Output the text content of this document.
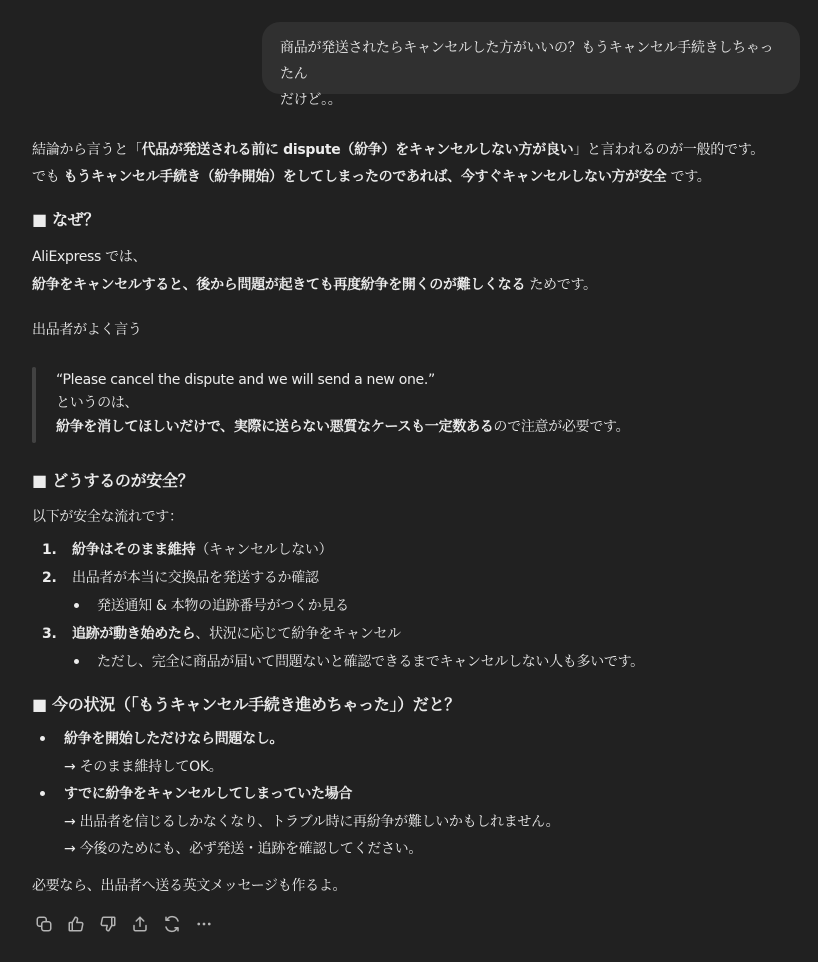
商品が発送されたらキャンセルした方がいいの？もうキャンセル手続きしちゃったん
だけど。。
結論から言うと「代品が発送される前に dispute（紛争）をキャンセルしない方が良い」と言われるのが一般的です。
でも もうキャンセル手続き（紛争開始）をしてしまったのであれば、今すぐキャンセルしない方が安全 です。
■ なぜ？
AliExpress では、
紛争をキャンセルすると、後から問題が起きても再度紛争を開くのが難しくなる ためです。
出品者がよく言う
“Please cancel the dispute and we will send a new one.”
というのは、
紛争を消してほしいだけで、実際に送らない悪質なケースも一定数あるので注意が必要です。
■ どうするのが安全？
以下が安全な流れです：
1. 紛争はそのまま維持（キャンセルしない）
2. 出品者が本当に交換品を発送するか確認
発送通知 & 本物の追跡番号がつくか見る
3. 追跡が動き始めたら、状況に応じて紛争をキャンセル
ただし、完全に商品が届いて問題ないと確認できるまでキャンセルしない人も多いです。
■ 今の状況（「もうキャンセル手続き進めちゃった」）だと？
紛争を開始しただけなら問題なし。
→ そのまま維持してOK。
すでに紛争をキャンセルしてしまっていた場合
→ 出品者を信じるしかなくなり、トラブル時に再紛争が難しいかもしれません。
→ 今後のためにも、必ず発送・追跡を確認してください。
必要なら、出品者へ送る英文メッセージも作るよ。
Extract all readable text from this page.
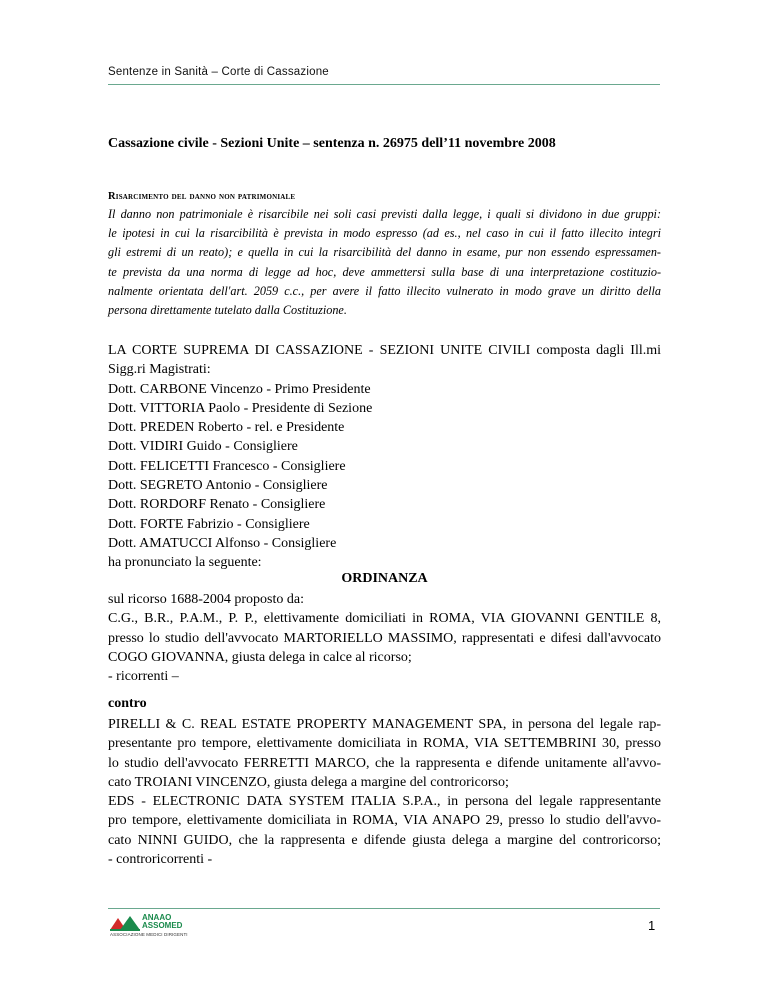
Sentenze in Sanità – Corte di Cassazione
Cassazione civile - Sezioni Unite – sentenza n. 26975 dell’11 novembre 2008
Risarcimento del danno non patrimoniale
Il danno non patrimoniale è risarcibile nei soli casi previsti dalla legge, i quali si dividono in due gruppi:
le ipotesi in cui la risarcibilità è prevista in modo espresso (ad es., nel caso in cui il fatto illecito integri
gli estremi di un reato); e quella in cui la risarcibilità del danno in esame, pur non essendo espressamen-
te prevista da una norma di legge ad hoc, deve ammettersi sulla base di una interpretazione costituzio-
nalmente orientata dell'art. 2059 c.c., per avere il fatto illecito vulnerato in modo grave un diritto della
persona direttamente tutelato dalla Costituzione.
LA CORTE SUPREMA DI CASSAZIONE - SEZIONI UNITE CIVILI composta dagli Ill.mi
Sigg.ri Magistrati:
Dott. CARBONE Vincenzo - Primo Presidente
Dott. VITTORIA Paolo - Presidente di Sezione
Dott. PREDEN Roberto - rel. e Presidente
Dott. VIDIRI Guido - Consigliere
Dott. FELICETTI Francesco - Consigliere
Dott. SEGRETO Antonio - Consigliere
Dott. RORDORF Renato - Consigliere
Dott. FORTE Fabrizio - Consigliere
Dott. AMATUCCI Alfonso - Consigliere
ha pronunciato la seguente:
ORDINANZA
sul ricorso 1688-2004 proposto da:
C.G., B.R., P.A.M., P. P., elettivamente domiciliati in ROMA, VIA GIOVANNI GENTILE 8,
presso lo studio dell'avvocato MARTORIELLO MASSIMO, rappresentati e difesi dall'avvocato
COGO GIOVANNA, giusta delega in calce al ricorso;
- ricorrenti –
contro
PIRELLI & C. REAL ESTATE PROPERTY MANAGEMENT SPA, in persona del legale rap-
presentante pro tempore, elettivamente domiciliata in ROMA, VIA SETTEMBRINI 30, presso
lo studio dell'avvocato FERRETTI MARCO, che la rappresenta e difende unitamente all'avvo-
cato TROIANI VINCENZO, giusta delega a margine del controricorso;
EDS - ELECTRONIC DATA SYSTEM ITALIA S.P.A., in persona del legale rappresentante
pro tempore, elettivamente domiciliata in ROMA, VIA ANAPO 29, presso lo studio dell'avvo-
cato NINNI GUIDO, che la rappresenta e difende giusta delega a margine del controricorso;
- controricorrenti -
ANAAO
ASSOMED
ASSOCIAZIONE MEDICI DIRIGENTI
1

= = =

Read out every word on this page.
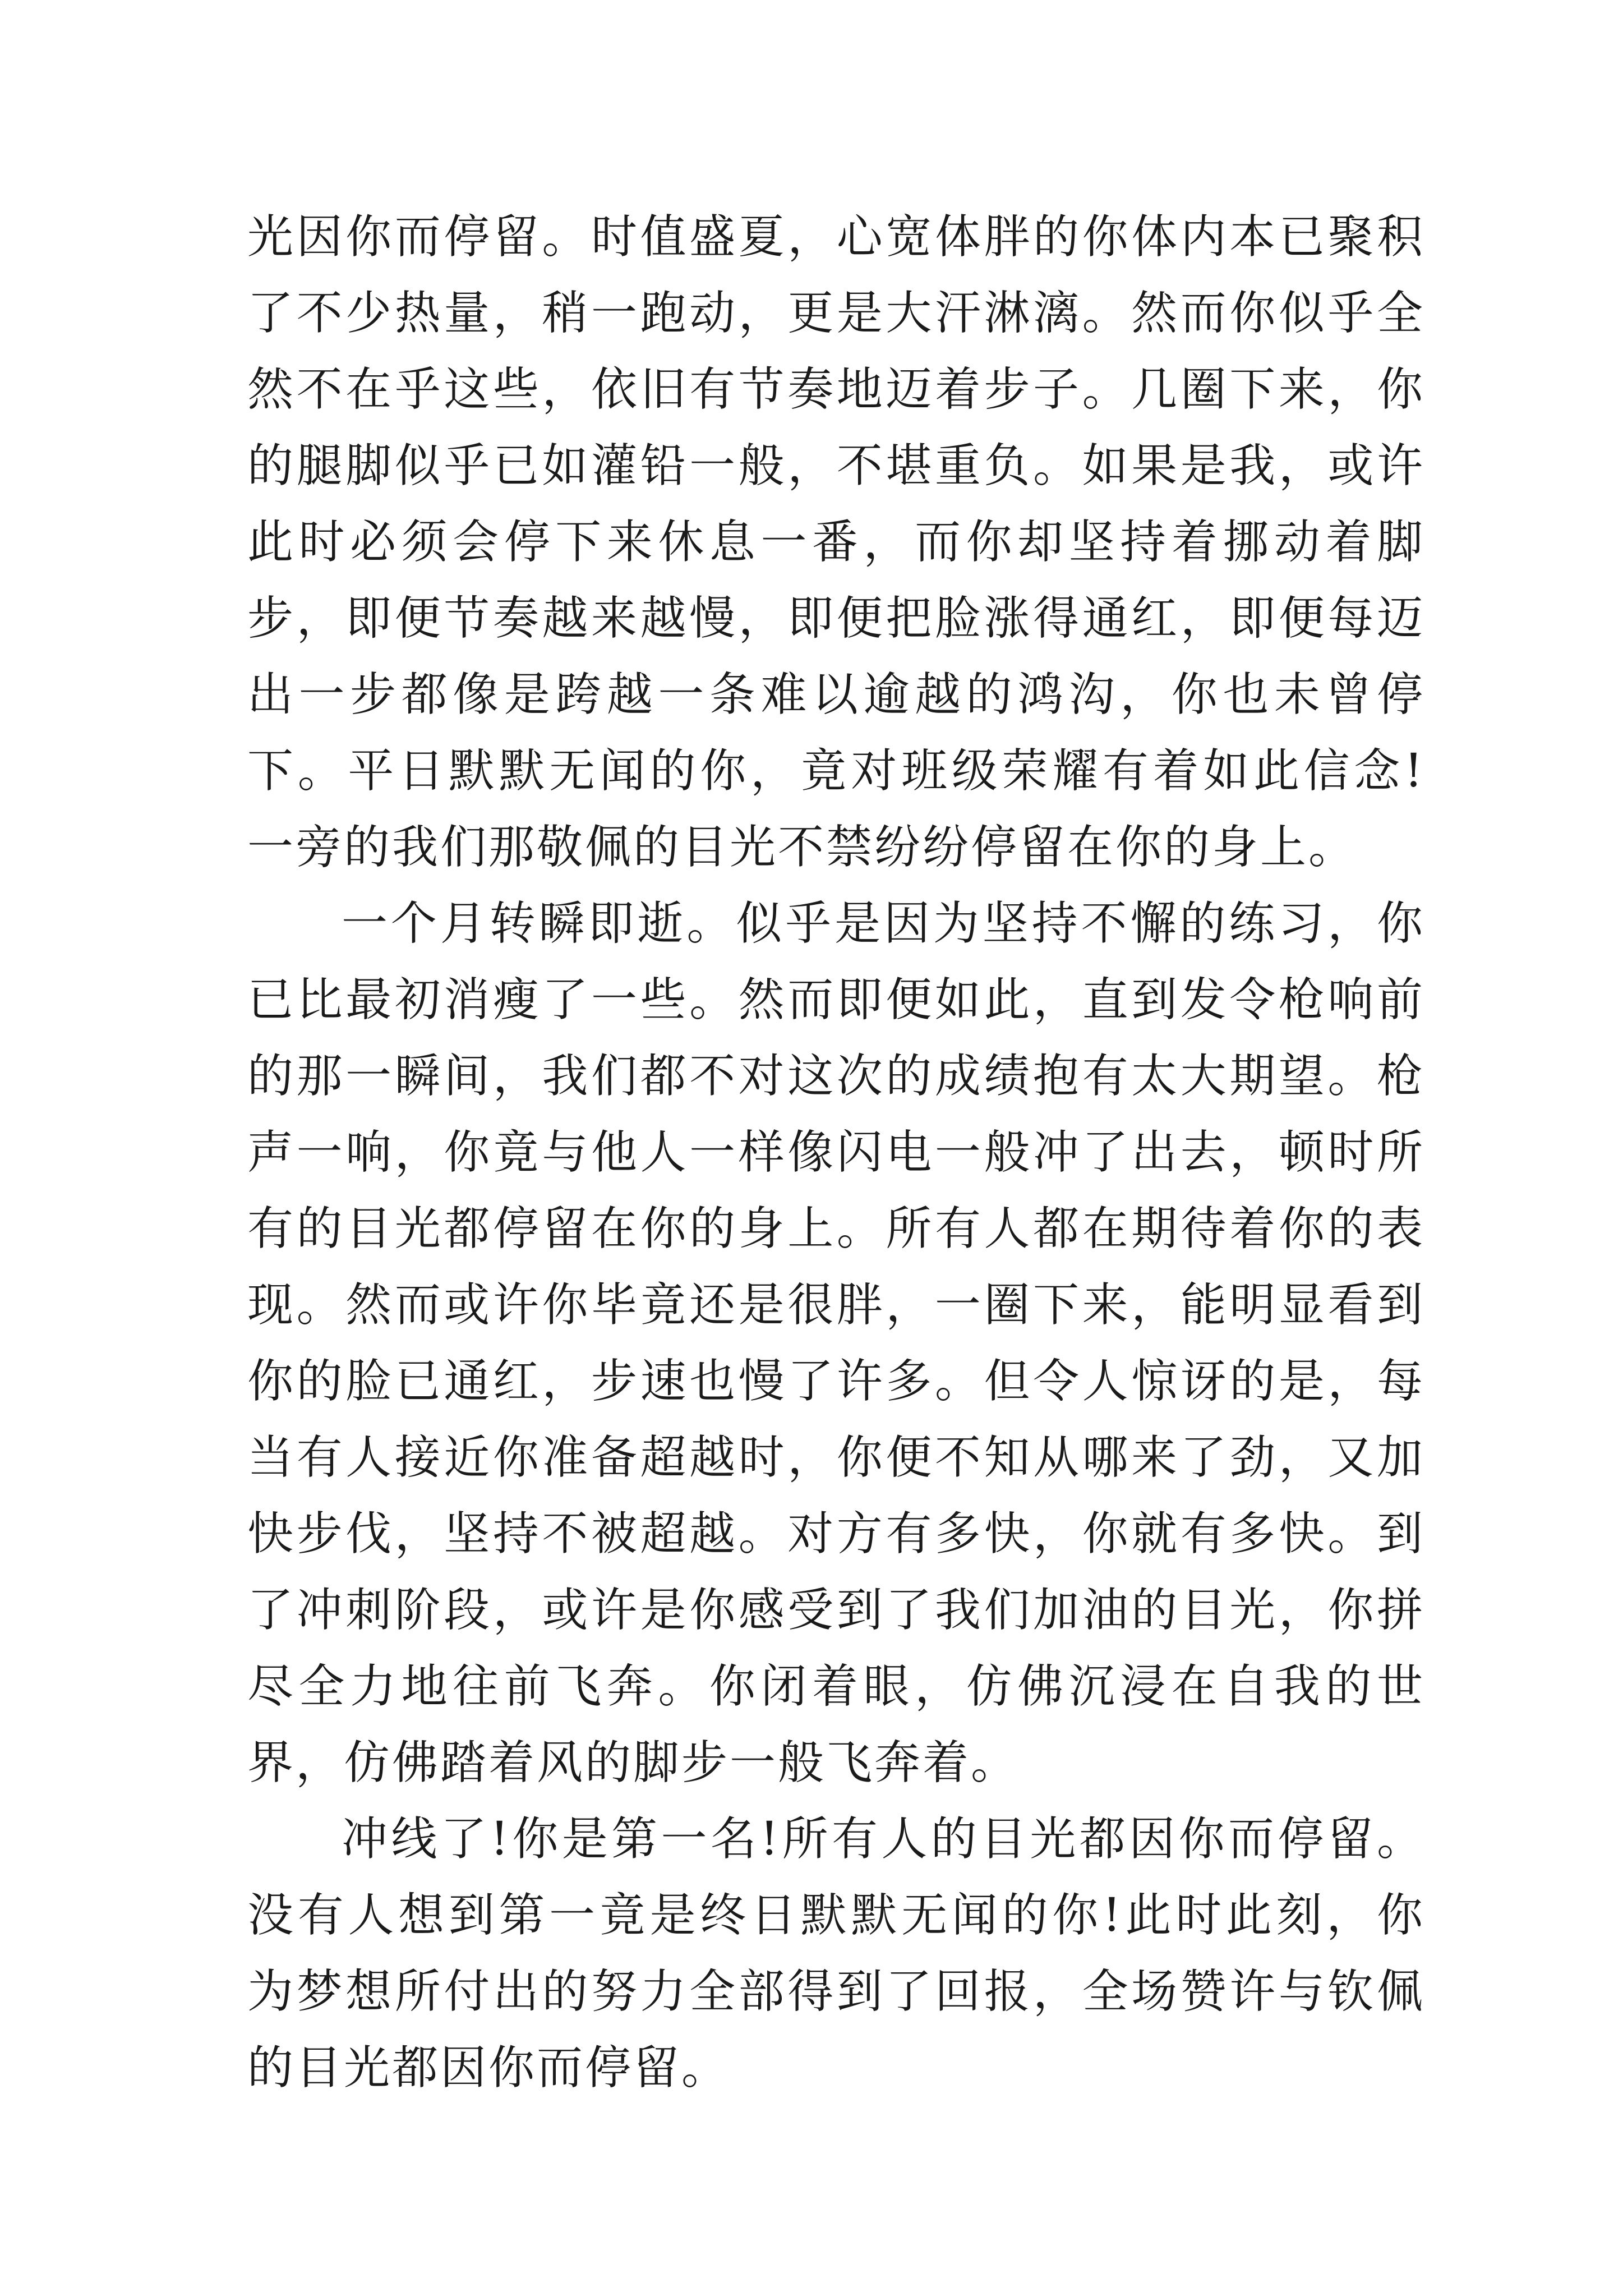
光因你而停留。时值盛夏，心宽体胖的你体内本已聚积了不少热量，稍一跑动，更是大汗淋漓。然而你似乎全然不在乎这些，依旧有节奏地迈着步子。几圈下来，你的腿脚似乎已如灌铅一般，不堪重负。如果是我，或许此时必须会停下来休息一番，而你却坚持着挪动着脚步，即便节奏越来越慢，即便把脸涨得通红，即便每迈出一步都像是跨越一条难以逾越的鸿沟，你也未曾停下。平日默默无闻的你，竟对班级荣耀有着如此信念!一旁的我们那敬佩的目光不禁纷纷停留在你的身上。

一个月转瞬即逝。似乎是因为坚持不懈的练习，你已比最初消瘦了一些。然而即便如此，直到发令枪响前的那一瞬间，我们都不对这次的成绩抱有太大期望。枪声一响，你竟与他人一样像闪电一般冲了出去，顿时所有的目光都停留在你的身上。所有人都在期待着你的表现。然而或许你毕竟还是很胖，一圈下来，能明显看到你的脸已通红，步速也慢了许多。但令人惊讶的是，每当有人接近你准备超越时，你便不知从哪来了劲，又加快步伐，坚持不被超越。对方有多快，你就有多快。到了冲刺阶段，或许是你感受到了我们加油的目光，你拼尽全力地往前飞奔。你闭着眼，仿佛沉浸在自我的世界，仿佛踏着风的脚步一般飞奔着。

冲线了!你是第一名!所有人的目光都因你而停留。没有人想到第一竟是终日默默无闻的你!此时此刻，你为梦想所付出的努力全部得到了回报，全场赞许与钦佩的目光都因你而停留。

= = =

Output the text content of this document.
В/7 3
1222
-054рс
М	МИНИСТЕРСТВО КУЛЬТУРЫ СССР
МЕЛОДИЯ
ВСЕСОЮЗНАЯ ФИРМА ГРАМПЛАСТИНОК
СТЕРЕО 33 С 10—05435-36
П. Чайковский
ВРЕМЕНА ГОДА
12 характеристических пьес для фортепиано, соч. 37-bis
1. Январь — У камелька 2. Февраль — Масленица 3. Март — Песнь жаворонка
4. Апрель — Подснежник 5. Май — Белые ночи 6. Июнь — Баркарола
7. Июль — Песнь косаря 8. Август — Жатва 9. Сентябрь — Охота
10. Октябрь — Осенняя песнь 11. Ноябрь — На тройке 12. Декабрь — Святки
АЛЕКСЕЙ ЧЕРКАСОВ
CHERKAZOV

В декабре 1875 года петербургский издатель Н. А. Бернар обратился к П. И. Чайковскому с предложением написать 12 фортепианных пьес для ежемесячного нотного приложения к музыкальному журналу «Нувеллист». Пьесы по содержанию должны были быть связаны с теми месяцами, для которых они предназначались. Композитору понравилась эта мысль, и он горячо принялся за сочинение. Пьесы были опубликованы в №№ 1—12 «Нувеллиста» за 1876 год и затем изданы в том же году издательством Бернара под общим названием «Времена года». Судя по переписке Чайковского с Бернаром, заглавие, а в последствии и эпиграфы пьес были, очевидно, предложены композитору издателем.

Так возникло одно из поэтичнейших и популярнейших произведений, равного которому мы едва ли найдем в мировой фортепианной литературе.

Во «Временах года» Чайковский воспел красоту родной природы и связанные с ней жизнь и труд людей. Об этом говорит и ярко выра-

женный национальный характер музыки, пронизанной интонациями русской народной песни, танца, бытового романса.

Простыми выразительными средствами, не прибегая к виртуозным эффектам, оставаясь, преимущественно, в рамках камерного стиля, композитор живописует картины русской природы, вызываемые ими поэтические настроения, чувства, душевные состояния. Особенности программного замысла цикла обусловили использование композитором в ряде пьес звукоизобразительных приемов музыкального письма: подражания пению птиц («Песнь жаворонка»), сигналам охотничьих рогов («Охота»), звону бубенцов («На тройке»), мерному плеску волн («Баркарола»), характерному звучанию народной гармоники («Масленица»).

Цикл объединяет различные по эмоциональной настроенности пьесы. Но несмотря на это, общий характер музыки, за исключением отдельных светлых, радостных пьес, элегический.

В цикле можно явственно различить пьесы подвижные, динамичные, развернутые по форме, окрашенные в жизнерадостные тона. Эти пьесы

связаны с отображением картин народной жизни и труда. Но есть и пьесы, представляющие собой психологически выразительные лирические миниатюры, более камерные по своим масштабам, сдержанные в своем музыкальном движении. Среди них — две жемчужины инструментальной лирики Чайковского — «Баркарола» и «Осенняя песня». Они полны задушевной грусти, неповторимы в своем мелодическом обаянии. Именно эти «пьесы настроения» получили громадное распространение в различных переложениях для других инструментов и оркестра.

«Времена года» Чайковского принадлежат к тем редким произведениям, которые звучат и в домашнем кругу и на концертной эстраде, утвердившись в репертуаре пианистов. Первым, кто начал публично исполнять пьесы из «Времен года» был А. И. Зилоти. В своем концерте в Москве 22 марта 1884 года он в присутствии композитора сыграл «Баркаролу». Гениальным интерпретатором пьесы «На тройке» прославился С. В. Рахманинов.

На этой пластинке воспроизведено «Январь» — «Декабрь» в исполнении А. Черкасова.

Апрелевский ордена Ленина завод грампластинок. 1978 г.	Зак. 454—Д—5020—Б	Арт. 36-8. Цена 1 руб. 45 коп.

= = =

### THE PROBLEM
Report the number of lines in the entries above that include the string "dalla". Give nothing but the number.

### WRITTEN ANSWER
2